• _Material shown_:

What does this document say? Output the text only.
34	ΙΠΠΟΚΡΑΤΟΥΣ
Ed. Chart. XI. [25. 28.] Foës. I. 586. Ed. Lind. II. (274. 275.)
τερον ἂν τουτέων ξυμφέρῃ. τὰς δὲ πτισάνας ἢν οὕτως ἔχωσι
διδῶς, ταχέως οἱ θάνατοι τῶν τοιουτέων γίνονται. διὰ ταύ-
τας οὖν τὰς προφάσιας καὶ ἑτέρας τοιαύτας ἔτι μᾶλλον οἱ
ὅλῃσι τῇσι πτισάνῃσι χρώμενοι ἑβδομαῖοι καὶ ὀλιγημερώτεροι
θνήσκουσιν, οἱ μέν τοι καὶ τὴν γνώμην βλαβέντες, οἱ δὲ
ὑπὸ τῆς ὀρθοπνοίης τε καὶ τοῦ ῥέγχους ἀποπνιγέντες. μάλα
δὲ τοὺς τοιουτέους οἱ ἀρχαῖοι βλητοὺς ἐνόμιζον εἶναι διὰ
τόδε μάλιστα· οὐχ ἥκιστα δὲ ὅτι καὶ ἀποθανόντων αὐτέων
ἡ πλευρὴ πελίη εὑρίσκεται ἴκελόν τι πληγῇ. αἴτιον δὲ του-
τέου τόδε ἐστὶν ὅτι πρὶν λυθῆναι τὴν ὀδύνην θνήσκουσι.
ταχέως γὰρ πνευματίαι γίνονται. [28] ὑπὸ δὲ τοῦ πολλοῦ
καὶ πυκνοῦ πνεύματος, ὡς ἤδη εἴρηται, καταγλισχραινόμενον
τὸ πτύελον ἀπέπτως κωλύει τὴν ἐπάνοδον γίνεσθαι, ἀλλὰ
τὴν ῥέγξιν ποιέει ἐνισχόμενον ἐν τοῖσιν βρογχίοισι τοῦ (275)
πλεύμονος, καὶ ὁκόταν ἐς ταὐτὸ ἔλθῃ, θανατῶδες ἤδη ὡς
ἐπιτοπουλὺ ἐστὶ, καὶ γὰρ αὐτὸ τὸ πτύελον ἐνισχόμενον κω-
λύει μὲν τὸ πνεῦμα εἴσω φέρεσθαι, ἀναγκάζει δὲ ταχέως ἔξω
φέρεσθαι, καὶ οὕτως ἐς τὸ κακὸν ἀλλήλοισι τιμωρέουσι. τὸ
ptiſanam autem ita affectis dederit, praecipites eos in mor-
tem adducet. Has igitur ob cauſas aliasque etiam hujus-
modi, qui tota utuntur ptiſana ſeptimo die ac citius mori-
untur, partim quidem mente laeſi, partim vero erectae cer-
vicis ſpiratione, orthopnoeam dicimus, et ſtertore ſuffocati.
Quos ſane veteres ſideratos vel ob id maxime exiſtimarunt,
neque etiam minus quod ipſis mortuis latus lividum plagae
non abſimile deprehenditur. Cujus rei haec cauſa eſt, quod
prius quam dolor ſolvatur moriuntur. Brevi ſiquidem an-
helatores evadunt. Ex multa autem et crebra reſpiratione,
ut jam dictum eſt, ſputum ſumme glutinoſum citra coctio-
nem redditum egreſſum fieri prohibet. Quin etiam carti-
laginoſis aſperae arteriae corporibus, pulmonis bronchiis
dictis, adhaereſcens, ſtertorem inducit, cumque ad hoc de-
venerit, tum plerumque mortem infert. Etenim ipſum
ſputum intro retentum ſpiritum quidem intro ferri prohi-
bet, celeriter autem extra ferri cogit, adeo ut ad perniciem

• _Task details_:
Search the data for the string "ferri". List each line that has it.

• _Complete response_:
ſputum intro retentum ſpiritum quidem intro ferri prohi-
bet, celeriter autem extra ferri cogit, adeo ut ad perniciem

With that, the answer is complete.